• **MATERIAL SHOWN**

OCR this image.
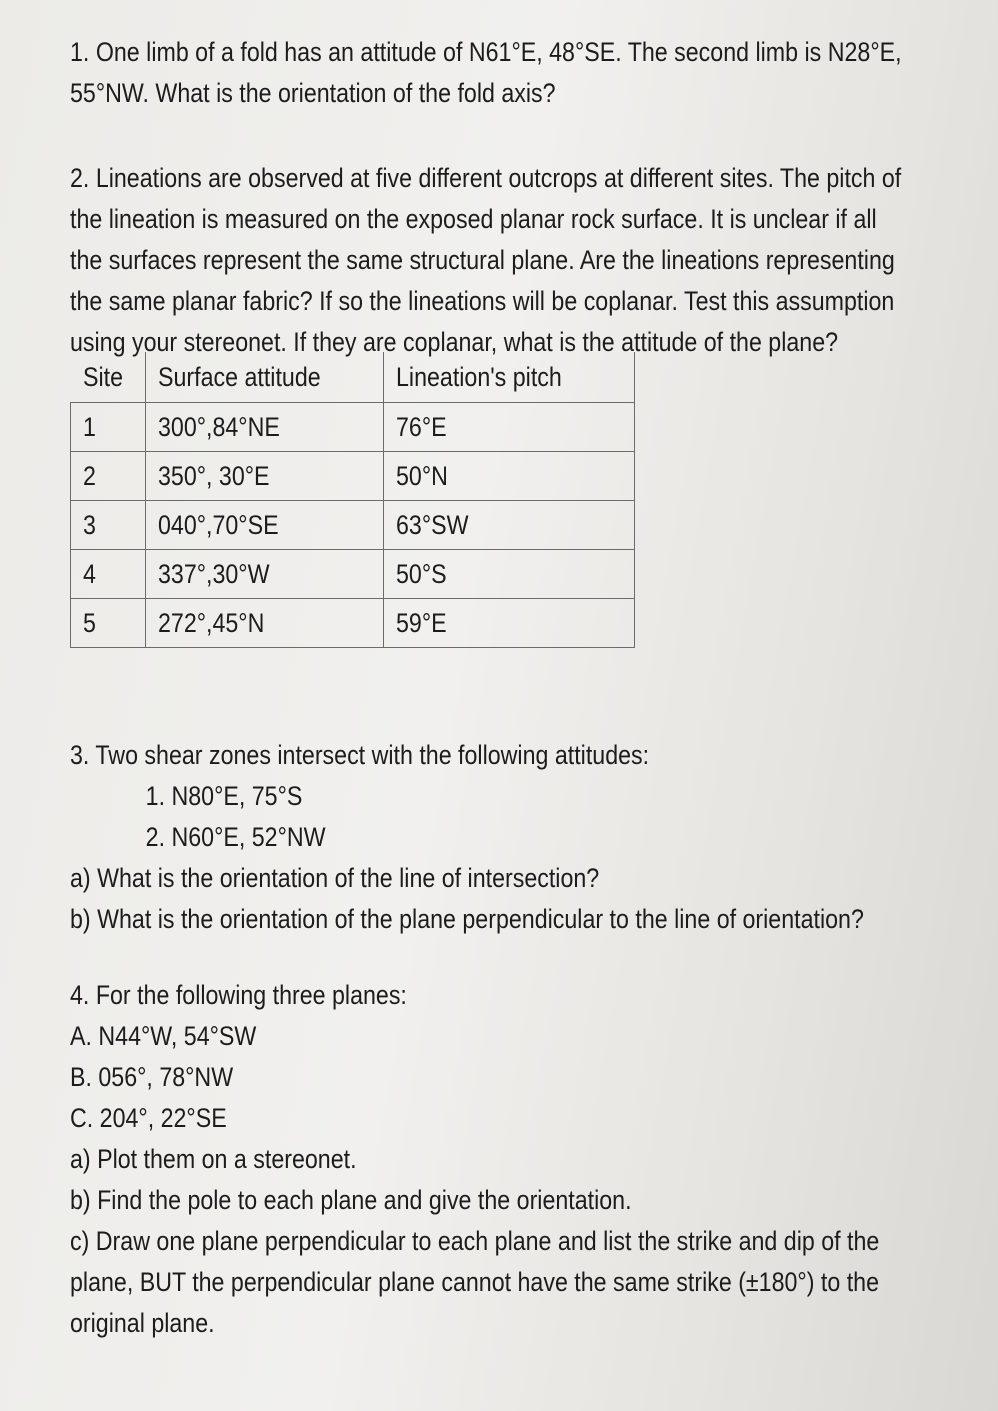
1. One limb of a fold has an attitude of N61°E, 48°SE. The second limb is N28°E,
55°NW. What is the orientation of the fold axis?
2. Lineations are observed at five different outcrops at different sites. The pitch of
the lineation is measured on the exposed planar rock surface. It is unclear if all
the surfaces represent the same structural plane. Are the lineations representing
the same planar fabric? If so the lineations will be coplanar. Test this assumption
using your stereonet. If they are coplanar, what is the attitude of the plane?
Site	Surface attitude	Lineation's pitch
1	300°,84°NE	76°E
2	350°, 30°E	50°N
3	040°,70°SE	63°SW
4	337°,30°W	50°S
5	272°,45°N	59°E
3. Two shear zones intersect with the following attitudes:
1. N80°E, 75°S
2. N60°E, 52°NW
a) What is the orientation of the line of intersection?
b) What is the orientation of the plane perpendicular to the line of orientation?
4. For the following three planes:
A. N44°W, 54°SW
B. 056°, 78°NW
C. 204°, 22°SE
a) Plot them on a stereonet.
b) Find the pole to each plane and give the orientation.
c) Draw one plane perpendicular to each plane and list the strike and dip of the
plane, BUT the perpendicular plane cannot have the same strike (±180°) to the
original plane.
==
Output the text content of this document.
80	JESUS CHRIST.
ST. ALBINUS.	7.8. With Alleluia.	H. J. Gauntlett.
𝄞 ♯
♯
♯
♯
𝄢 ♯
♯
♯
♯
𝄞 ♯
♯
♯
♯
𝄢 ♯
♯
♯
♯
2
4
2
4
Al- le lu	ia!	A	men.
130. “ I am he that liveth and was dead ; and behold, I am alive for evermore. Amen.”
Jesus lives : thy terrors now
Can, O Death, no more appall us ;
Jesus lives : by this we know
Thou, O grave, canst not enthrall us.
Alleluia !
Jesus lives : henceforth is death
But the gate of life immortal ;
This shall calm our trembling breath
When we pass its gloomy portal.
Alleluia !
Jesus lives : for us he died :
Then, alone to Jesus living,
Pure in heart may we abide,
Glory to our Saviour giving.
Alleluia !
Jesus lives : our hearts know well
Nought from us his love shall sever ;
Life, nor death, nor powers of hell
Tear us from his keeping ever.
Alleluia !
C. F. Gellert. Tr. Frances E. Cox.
---
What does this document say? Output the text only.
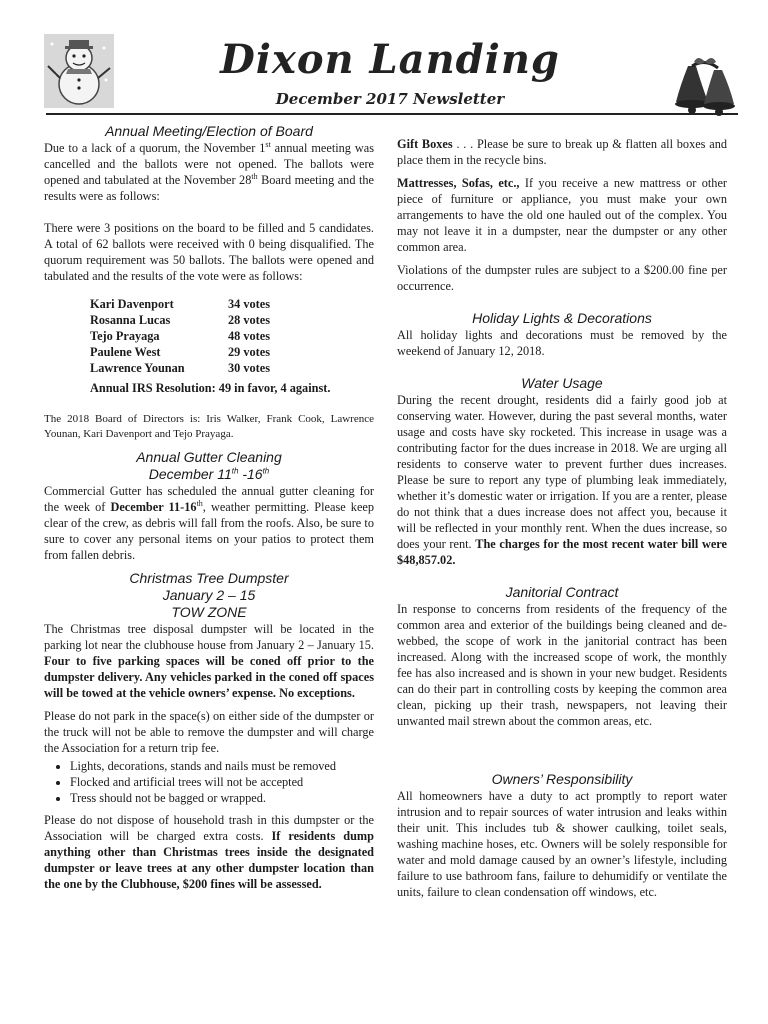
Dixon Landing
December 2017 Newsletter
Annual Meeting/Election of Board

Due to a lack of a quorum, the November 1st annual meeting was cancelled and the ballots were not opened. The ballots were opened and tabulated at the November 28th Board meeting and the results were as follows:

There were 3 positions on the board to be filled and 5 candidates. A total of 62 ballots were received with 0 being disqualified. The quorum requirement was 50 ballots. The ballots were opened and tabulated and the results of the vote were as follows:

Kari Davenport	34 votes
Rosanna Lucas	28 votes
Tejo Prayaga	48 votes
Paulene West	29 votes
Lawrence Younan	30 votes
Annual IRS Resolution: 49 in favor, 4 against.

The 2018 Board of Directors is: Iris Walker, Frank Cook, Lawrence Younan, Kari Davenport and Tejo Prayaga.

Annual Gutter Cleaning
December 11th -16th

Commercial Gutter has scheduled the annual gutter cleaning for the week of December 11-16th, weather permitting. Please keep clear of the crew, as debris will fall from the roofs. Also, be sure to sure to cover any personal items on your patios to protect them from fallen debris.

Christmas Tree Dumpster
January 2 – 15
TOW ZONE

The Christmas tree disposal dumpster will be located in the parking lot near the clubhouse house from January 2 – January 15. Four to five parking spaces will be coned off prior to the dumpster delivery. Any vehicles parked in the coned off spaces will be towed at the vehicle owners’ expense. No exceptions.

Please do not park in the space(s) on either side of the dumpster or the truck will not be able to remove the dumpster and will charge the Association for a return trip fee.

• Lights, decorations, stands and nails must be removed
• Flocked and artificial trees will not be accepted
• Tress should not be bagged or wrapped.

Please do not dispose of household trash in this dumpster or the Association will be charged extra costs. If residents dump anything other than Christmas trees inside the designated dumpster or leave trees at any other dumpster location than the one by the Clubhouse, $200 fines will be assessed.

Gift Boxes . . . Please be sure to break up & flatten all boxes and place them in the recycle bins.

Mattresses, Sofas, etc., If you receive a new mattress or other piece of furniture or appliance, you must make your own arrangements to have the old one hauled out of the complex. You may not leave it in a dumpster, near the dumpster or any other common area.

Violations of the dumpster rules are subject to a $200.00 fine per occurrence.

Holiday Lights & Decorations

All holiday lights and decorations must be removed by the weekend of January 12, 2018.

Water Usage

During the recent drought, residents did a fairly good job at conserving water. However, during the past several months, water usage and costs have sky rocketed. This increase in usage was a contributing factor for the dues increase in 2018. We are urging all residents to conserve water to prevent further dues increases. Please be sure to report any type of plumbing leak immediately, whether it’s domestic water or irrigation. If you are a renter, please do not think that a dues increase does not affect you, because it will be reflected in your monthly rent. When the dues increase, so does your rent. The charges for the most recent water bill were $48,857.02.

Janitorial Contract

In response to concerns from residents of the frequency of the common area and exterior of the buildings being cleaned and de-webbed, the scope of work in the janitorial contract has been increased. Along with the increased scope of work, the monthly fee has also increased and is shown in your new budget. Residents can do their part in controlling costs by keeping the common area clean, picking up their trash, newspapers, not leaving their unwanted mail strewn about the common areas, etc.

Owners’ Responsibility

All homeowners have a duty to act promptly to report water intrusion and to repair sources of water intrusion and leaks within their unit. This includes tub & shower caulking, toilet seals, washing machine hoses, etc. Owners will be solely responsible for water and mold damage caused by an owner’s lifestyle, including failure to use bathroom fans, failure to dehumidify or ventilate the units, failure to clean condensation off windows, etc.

• **EXERCISE**
Copy out every line of the listing that contains the string "Prayaga".

• **EXERCISE OUTPUT**
Tejo Prayaga	48 votes
The 2018 Board of Directors is: Iris Walker, Frank Cook, Lawrence Younan, Kari Davenport and Tejo Prayaga.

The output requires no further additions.